• What needs to be done:
Identify each line below containing the string "addition" and copy it.

• Data rows:
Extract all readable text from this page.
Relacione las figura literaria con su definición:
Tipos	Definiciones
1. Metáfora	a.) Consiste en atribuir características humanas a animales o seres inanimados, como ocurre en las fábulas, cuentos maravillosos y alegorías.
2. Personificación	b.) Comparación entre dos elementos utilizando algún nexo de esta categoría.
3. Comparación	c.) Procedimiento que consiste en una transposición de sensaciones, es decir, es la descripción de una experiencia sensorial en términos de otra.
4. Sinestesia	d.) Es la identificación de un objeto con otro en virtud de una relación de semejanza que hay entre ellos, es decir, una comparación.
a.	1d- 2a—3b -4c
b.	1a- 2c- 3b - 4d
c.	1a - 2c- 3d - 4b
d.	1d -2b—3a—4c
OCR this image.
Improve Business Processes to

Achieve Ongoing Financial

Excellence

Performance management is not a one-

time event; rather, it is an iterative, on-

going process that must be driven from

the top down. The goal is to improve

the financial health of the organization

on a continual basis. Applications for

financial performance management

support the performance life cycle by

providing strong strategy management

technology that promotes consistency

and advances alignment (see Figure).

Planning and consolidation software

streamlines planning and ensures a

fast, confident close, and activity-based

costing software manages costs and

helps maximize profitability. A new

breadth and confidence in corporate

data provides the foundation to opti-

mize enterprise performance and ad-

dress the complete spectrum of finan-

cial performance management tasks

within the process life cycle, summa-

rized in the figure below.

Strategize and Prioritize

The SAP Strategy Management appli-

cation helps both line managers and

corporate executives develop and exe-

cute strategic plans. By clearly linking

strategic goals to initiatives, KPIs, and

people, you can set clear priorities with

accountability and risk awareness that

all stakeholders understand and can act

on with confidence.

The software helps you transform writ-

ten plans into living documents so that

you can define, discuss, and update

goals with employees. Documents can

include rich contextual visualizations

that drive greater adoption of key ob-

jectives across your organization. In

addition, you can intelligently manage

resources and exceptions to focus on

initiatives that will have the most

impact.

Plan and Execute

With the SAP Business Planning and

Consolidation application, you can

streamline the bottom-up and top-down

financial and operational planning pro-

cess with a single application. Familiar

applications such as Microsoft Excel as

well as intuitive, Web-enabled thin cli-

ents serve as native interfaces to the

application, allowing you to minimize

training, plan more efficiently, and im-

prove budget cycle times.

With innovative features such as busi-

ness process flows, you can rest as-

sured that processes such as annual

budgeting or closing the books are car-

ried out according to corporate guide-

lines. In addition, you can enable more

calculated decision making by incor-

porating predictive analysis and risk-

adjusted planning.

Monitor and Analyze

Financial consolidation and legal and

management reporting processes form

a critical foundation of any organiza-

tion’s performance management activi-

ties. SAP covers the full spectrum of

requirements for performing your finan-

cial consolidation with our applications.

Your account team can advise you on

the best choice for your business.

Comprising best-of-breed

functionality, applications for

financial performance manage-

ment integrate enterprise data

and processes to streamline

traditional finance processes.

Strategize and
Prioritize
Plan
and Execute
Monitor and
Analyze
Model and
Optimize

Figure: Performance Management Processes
...
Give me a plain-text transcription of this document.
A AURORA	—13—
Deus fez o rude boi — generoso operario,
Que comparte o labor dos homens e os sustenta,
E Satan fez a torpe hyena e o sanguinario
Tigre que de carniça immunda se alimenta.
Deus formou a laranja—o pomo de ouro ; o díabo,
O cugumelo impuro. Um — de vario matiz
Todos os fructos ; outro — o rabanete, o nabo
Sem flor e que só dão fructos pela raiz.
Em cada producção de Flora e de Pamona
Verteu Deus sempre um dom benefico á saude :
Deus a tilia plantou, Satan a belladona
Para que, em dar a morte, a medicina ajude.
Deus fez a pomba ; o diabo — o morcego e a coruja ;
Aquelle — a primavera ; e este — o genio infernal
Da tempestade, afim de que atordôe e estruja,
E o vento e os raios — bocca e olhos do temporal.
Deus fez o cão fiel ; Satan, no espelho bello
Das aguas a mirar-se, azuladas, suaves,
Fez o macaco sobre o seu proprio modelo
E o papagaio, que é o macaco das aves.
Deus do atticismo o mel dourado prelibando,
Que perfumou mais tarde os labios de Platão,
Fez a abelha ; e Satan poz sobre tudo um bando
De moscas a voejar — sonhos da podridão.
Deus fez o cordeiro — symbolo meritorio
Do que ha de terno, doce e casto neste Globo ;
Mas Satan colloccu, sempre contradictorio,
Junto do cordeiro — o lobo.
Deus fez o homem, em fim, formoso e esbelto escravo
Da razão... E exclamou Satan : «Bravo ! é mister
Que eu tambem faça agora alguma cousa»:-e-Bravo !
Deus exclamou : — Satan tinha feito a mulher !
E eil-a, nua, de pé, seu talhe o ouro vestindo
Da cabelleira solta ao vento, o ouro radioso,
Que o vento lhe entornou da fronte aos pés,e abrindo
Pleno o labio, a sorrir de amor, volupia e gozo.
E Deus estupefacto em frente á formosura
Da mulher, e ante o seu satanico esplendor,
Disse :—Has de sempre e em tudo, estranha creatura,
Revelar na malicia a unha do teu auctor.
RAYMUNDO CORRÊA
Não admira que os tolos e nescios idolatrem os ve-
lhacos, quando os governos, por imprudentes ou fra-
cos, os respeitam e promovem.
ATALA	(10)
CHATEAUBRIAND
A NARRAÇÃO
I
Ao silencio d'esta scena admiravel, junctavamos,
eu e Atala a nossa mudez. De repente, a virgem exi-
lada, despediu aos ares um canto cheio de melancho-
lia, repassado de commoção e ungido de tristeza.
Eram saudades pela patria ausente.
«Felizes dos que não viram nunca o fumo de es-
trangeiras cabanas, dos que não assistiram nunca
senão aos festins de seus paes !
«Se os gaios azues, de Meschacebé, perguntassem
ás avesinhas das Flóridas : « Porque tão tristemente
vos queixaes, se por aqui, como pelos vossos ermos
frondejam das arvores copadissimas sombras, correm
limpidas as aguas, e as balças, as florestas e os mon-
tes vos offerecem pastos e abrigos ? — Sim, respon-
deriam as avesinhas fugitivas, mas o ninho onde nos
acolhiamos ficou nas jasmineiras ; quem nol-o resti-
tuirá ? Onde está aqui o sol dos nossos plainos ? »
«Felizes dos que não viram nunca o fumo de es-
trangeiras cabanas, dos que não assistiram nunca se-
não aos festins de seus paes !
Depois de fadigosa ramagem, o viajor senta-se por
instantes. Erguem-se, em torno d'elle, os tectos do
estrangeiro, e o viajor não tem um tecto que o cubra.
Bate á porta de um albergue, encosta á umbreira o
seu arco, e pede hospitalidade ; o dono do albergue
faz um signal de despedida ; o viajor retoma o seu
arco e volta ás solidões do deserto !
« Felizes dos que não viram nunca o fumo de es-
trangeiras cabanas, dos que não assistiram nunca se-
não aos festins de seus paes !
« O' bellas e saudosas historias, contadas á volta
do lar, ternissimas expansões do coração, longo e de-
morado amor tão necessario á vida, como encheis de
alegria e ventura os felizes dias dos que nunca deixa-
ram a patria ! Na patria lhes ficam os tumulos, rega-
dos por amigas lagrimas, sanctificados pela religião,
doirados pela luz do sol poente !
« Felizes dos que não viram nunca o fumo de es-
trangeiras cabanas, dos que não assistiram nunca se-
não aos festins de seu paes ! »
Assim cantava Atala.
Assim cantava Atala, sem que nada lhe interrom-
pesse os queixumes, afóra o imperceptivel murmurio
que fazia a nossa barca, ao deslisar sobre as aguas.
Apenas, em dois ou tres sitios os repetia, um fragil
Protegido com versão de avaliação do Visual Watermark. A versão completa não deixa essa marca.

• Expected answer:
addition, you can intelligently manage
lines. In addition, you can enable more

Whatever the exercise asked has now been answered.